SET TASK =
Write out everything from the start of the lines down to the line containing "- input-bar: G: [398, 764, 1638, 812]", both ends included, and nothing past that point.

>> begin SUPPLIED DATA

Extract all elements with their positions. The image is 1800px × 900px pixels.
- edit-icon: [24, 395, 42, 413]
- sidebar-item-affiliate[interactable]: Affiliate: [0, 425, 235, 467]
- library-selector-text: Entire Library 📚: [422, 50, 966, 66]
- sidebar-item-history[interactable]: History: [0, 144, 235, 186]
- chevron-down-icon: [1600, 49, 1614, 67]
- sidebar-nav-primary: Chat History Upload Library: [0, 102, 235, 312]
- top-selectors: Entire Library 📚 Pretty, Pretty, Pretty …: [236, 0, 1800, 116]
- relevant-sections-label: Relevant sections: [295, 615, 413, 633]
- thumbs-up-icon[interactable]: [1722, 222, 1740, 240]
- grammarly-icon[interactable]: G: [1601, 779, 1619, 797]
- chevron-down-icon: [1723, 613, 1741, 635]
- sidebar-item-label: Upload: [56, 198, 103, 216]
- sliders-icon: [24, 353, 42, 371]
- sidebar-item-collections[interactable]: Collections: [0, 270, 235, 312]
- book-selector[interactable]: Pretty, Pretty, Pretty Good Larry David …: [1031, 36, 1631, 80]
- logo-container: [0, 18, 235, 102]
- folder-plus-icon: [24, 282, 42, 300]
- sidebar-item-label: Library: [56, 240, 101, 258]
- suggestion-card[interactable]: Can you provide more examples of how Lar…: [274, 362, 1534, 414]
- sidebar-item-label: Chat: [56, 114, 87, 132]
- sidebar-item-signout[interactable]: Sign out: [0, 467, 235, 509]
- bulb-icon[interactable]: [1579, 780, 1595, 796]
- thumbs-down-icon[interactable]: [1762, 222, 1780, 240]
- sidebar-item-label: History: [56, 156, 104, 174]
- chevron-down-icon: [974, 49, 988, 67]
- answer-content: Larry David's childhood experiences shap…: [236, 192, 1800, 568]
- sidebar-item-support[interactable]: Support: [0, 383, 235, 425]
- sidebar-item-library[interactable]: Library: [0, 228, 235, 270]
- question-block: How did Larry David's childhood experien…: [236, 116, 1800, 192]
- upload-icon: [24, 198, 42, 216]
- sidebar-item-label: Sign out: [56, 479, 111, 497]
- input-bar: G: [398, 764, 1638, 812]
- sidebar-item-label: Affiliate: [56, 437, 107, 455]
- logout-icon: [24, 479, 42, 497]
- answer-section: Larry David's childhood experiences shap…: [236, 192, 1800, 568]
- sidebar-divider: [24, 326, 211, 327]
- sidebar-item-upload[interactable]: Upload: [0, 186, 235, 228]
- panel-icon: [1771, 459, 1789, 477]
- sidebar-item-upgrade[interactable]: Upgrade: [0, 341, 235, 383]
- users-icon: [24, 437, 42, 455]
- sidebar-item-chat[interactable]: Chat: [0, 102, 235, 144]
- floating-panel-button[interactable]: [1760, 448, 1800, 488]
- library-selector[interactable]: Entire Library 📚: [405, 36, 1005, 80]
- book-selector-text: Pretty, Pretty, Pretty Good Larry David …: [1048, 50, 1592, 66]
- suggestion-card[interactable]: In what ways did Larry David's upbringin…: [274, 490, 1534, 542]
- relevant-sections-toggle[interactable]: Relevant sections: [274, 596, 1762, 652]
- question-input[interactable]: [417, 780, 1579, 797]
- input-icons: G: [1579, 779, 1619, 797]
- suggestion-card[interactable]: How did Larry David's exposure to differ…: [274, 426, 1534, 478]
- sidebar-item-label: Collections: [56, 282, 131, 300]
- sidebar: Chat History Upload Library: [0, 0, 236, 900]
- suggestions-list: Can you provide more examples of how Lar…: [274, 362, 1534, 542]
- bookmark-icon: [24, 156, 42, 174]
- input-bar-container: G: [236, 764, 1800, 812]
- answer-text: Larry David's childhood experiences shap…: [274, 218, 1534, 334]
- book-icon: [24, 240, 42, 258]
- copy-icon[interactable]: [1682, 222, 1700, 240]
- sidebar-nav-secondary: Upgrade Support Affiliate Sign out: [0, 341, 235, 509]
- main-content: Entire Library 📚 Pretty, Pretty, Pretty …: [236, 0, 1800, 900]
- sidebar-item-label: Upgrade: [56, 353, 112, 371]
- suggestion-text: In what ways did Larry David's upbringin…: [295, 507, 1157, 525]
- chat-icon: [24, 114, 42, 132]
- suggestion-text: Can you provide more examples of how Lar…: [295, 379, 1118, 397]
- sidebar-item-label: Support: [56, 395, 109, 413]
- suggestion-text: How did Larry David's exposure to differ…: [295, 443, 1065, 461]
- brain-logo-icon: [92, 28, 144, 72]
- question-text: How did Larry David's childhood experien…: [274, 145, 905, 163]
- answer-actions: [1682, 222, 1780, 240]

>> end SUPPLIED DATA

RESPONSE FOR THIS EXERCISE =
Extract all elements with their positions. The image is 1800px × 900px pixels.
- edit-icon: [24, 395, 42, 413]
- sidebar-item-affiliate[interactable]: Affiliate: [0, 425, 235, 467]
- library-selector-text: Entire Library 📚: [422, 50, 966, 66]
- sidebar-item-history[interactable]: History: [0, 144, 235, 186]
- chevron-down-icon: [1600, 49, 1614, 67]
- sidebar-nav-primary: Chat History Upload Library: [0, 102, 235, 312]
- top-selectors: Entire Library 📚 Pretty, Pretty, Pretty …: [236, 0, 1800, 116]
- relevant-sections-label: Relevant sections: [295, 615, 413, 633]
- thumbs-up-icon[interactable]: [1722, 222, 1740, 240]
- grammarly-icon[interactable]: G: [1601, 779, 1619, 797]
- chevron-down-icon: [1723, 613, 1741, 635]
- sidebar-item-label: Upload: [56, 198, 103, 216]
- sliders-icon: [24, 353, 42, 371]
- sidebar-item-collections[interactable]: Collections: [0, 270, 235, 312]
- book-selector[interactable]: Pretty, Pretty, Pretty Good Larry David …: [1031, 36, 1631, 80]
- logo-container: [0, 18, 235, 102]
- folder-plus-icon: [24, 282, 42, 300]
- sidebar-item-label: Library: [56, 240, 101, 258]
- suggestion-card[interactable]: Can you provide more examples of how Lar…: [274, 362, 1534, 414]
- sidebar-item-label: Chat: [56, 114, 87, 132]
- sidebar-item-signout[interactable]: Sign out: [0, 467, 235, 509]
- bulb-icon[interactable]: [1579, 780, 1595, 796]
- thumbs-down-icon[interactable]: [1762, 222, 1780, 240]
- sidebar-item-label: History: [56, 156, 104, 174]
- chevron-down-icon: [974, 49, 988, 67]
- answer-content: Larry David's childhood experiences shap…: [236, 192, 1800, 568]
- sidebar-item-support[interactable]: Support: [0, 383, 235, 425]
- sidebar-item-library[interactable]: Library: [0, 228, 235, 270]
- question-block: How did Larry David's childhood experien…: [236, 116, 1800, 192]
- upload-icon: [24, 198, 42, 216]
- sidebar-item-label: Sign out: [56, 479, 111, 497]
- input-bar: G: [398, 764, 1638, 812]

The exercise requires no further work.